◆ GESTELLTE AUFGABE A ◆
Schreib bitte die Zeilen der Auflistung unverändert nieder, beginnend mit der ersten Zeile der Auflistung und endend mit der Zeile, die „zone-col-4: 4 bbox=[447, 20, 453, 30]“ enthält.

◆ ZITIERTER ABSCHNITT ◆
<<<<

Der ungebrochene Wunsch nach einer regressiven Korrektur der vorgefundenen Realität erweist sich als strategische Konstante der Malerei. Es folgt die Rückbesinnung auf das Wesentliche, auf die künstliche Manipulation der heutigen Naturerfahrung, das Unbewußte, die Utopie des Nichts. Die Launenhaftigkeit wird zur bevorzugten Konsumhaltung. Als Warenfetischismus deklarierte Karl Marx die anziehende Fähigkeit eines Produkts, das uns durch den erwiderten metaphorischen Glauben über seinen Gebrauchswert oder Tauschwert hinaus zu interessieren vermag. Die Suggestion von Geborgenheit und deren Zerstörung bilden ein unentbehrliches und zugleich einträgliches Geschäft in der Welt der Computer- und Animationsspiele.
Manche mögen die Werke von Ellen Semen beängstigend finden. Diese Künstlerin scheint nicht nur die Magie aller technischen malerischen Mitteln zu beherrschen, sondern führt drastisch vor Augen, dass die meisten Staaten und Utopien ihre Entstehung letztendlich dem kindlichen Spiel verdanken. Im Umgang mit Bildern wird hier keinem Schauspiel narzisstischer Spiegelungen beigewohnt. Dennoch Kultur ist und bleibt konzeptuell in den Bildern von Ellen Semen. Die Leinwand, das Material, die Palette sind die Spielwiese gigantischer Horrorszenarien als Synonym von Chaos und Gewalt in den realen Alltagserfahrungen.
Die Attacken einer politisch aggressiven und handwerklich perfekten Künstlerin, die sich nicht den gängigen Konventionen des Marktes beugt. Die gefährliche banale Wendung sich nur der Provokation auszuliefern, wird rechtzeitig abgewendet. Den traditionellen Ausdrucksformen einer schönen heilen Welt wird der Garaus gemacht. Das Zusammentreffen von ProtagonistInnen aus verschiedenen Computer- und Animationsspielen formiert im Endspiel eine reductio ad absurdum und versprüht eine vibrierende Energie und dem Cartoon verwandte Vitalität.

>>>>

◆ ZEILEN ◆
<<<<

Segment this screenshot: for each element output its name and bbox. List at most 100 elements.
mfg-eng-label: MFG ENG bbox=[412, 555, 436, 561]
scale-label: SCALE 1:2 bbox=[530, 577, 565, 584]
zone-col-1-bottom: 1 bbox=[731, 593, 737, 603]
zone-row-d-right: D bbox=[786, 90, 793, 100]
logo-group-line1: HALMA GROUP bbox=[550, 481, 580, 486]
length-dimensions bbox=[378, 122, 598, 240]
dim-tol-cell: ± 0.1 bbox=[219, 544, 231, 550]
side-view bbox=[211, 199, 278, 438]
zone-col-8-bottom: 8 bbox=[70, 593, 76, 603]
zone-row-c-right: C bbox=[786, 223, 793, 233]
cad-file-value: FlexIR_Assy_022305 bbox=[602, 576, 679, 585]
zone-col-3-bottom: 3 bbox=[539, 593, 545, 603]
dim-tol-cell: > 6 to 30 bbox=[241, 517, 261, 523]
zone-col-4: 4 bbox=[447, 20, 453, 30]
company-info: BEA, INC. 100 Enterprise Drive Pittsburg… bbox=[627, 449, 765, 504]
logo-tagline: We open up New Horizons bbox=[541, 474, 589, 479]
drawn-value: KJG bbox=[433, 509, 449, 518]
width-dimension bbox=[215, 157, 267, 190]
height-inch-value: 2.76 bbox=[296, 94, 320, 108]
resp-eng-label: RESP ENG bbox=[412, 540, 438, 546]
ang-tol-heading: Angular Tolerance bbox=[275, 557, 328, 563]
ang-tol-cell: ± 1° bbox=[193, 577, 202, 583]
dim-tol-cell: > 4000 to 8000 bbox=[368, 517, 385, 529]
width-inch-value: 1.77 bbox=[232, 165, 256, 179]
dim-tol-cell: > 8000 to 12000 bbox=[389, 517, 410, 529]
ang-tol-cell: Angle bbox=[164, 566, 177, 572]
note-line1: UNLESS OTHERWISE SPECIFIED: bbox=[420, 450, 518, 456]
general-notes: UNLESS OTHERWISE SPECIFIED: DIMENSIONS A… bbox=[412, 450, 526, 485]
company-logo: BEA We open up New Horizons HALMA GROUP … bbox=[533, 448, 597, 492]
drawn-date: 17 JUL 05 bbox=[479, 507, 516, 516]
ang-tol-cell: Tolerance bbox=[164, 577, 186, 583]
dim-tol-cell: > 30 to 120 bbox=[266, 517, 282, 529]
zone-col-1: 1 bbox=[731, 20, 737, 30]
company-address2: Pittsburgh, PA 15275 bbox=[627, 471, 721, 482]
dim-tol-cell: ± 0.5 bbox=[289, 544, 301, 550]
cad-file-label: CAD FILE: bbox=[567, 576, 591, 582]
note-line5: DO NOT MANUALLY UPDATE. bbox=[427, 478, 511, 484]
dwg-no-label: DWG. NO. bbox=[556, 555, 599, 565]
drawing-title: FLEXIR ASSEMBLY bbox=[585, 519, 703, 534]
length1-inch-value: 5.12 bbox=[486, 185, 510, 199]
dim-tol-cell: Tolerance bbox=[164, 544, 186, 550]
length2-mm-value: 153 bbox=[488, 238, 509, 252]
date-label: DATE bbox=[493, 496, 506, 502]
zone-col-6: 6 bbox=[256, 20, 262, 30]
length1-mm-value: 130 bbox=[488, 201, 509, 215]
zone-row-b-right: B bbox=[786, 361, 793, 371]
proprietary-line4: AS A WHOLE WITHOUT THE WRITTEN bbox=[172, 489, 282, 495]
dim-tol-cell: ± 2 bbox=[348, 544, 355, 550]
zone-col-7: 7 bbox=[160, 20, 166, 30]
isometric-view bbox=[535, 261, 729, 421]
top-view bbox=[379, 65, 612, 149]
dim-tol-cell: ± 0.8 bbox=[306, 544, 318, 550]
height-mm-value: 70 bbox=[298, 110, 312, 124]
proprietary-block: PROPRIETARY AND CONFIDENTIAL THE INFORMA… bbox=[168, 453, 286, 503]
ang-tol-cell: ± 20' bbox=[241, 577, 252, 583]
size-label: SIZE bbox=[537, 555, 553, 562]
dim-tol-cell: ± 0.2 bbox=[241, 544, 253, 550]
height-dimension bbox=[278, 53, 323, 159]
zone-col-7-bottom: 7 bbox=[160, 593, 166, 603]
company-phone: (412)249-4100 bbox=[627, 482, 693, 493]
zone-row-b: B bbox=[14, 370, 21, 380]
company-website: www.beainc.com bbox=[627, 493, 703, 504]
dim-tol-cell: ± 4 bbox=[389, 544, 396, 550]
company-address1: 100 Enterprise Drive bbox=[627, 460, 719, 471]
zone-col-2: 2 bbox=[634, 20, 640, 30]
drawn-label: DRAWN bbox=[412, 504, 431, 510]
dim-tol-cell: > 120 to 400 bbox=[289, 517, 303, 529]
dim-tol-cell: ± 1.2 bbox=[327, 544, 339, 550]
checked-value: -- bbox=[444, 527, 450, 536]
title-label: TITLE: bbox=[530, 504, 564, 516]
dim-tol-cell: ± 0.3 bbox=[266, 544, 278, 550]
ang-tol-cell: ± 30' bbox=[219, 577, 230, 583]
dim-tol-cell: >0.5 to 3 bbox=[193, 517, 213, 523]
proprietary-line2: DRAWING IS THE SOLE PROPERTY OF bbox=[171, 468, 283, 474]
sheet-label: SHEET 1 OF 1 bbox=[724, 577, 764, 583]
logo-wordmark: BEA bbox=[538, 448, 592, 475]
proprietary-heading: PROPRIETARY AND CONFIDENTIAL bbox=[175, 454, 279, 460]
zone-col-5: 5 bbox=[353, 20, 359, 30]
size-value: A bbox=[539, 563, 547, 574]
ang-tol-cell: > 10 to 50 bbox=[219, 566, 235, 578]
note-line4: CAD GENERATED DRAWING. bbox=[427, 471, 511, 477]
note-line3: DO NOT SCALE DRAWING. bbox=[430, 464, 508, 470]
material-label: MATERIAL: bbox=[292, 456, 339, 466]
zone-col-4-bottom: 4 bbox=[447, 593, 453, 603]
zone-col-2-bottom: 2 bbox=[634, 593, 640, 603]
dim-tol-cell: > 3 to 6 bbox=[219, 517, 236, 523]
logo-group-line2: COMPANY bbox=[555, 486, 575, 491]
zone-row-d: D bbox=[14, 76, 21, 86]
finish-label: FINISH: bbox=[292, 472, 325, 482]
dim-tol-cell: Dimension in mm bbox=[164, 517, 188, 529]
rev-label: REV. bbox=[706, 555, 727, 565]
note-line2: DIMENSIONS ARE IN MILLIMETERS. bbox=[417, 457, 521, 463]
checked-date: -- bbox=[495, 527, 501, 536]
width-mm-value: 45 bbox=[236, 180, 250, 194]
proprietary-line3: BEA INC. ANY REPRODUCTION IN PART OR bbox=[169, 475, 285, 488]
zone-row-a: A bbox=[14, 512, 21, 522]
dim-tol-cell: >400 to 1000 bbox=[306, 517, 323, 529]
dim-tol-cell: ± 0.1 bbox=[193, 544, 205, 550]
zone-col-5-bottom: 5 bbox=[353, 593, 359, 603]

>>>>

◆ GESTELLTE AUFGABE B ◆
Entnimm dem zitierten Abschnitt wörtlich den Teil, der mit „Der ungebrochene Wunsch“ beginnt und mit „Computer- und Animationsspiele.“ endet.

◆ RICHTIGE ANTWORT A ◆
Segment this screenshot: for each element output its name and bbox. List at most 100 elements.
mfg-eng-label: MFG ENG bbox=[412, 555, 436, 561]
scale-label: SCALE 1:2 bbox=[530, 577, 565, 584]
zone-col-1-bottom: 1 bbox=[731, 593, 737, 603]
zone-row-d-right: D bbox=[786, 90, 793, 100]
logo-group-line1: HALMA GROUP bbox=[550, 481, 580, 486]
length-dimensions bbox=[378, 122, 598, 240]
dim-tol-cell: ± 0.1 bbox=[219, 544, 231, 550]
side-view bbox=[211, 199, 278, 438]
zone-col-8-bottom: 8 bbox=[70, 593, 76, 603]
zone-row-c-right: C bbox=[786, 223, 793, 233]
cad-file-value: FlexIR_Assy_022305 bbox=[602, 576, 679, 585]
zone-col-3-bottom: 3 bbox=[539, 593, 545, 603]
dim-tol-cell: > 6 to 30 bbox=[241, 517, 261, 523]
zone-col-4: 4 bbox=[447, 20, 453, 30]

◆ RICHTIGE ANTWORT B ◆
Der ungebrochene Wunsch nach einer regressiven Korrektur der vorgefundenen Realität erweist sich als strategische Konstante der Malerei. Es folgt die Rückbesinnung auf das Wesentliche, auf die künstliche Manipulation der heutigen Naturerfahrung, das Unbewußte, die Utopie des Nichts. Die Launenhaftigkeit wird zur bevorzugten Konsumhaltung. Als Warenfetischismus deklarierte Karl Marx die anziehende Fähigkeit eines Produkts, das uns durch den erwiderten metaphorischen Glauben über seinen Gebrauchswert oder Tauschwert hinaus zu interessieren vermag. Die Suggestion von Geborgenheit und deren Zerstörung bilden ein unentbehrliches und zugleich einträgliches Geschäft in der Welt der Computer- und Animationsspiele.